Directive
Using the records below, locate all lines containing "Sales" and return them.

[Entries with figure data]
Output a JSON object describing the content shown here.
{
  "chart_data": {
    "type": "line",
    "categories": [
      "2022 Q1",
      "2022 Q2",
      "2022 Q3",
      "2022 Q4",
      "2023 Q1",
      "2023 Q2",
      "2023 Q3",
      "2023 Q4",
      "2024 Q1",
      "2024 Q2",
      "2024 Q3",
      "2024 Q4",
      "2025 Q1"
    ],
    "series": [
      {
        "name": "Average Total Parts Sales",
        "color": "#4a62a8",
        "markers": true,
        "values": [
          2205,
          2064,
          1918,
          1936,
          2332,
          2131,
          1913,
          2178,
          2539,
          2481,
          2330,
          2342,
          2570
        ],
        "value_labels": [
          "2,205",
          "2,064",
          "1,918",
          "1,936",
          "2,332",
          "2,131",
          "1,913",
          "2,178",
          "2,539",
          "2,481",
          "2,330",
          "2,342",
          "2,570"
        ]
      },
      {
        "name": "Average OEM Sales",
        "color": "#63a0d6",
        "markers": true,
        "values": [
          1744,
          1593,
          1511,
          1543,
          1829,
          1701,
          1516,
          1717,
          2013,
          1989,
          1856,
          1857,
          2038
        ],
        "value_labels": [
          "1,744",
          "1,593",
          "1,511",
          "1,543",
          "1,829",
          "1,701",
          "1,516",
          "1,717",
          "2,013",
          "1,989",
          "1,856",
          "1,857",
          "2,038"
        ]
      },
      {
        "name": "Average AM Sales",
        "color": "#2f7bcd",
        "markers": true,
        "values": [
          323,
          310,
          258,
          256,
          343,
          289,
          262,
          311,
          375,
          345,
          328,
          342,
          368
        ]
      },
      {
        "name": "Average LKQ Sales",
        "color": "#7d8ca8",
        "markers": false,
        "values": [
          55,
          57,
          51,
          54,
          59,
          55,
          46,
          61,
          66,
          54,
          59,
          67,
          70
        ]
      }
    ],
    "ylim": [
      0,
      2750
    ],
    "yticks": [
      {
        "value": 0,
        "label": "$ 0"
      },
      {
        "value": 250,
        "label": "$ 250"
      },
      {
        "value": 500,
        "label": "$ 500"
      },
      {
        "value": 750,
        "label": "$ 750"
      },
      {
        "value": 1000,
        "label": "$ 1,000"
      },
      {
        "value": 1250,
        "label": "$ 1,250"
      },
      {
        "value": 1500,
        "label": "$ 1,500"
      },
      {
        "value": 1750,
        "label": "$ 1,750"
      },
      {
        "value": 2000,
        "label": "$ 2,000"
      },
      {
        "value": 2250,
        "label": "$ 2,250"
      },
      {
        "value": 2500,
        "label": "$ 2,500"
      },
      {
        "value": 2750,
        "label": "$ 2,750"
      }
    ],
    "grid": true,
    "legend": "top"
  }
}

...

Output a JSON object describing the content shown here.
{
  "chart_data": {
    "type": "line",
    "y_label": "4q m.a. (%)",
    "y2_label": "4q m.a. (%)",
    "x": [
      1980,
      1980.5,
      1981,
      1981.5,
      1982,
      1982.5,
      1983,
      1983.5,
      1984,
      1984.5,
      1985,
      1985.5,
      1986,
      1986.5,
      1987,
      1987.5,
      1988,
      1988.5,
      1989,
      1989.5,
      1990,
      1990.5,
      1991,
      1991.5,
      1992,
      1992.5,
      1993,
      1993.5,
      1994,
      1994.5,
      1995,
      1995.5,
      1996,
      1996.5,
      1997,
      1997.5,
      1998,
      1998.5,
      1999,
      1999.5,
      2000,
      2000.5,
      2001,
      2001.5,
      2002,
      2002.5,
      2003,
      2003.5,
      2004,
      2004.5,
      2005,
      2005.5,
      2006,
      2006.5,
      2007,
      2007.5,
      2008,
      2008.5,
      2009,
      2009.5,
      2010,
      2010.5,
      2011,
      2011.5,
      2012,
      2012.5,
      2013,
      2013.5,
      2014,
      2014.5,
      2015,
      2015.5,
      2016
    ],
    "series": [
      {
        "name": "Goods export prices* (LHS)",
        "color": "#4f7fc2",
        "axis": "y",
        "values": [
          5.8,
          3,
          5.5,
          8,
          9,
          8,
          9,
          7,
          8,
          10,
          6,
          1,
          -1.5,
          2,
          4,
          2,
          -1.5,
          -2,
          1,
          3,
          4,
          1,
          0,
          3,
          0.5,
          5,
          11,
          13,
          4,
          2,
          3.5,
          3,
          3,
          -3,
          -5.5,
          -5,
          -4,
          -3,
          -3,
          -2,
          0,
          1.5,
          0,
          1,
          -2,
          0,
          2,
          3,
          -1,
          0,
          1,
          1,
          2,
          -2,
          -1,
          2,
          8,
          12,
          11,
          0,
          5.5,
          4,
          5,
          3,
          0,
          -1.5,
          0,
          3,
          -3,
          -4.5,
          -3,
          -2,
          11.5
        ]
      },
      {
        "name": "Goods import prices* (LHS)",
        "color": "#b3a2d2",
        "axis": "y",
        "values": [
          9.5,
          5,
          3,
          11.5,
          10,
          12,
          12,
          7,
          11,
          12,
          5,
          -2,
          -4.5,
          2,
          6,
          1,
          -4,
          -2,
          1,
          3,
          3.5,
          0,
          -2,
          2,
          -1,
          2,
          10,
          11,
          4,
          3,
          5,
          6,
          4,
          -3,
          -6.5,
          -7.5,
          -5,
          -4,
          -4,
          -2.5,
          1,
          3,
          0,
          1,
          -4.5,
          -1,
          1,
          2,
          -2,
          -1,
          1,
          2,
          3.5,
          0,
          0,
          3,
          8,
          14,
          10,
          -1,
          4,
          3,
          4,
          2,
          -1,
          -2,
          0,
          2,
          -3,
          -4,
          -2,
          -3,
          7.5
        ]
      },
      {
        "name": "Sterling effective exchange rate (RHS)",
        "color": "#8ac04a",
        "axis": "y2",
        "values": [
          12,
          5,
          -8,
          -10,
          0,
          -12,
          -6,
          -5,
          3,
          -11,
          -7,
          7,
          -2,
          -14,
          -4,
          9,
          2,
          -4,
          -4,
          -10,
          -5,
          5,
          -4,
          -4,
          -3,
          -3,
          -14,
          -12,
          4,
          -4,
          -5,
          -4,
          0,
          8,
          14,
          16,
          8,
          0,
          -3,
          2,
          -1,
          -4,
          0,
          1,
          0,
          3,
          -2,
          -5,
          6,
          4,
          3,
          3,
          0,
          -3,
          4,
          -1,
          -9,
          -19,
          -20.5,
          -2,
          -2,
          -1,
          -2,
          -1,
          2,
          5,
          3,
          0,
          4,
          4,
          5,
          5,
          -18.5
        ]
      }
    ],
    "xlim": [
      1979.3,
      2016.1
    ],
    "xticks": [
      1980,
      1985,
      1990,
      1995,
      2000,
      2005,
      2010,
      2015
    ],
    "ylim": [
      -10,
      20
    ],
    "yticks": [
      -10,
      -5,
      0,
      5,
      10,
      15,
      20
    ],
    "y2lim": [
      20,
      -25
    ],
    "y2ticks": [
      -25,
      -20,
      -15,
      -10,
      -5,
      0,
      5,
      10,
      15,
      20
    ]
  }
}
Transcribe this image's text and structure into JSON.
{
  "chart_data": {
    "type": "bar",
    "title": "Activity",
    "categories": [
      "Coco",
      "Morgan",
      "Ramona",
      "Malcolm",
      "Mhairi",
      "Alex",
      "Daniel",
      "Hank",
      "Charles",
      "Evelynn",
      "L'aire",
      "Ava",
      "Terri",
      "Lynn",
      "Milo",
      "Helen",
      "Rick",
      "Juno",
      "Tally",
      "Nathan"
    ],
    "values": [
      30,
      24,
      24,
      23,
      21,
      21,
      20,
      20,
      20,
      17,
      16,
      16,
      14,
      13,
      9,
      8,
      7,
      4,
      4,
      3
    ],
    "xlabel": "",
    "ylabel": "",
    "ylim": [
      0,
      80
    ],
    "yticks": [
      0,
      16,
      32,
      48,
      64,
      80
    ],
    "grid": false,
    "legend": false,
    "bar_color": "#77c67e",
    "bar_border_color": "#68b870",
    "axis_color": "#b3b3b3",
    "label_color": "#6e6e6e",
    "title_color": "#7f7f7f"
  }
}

...

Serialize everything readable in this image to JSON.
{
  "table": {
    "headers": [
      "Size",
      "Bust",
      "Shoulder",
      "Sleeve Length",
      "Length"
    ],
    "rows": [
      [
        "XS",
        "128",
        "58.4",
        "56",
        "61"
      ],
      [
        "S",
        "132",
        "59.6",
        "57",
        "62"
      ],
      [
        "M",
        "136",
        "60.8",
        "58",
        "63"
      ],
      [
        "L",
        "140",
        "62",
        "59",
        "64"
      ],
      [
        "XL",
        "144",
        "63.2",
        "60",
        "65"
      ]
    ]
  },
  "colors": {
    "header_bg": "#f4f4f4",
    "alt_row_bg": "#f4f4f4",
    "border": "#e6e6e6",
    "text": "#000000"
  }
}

Task result
        "name": "Average Total Parts Sales",
        "name": "Average OEM Sales",
        "name": "Average AM Sales",
        "name": "Average LKQ Sales",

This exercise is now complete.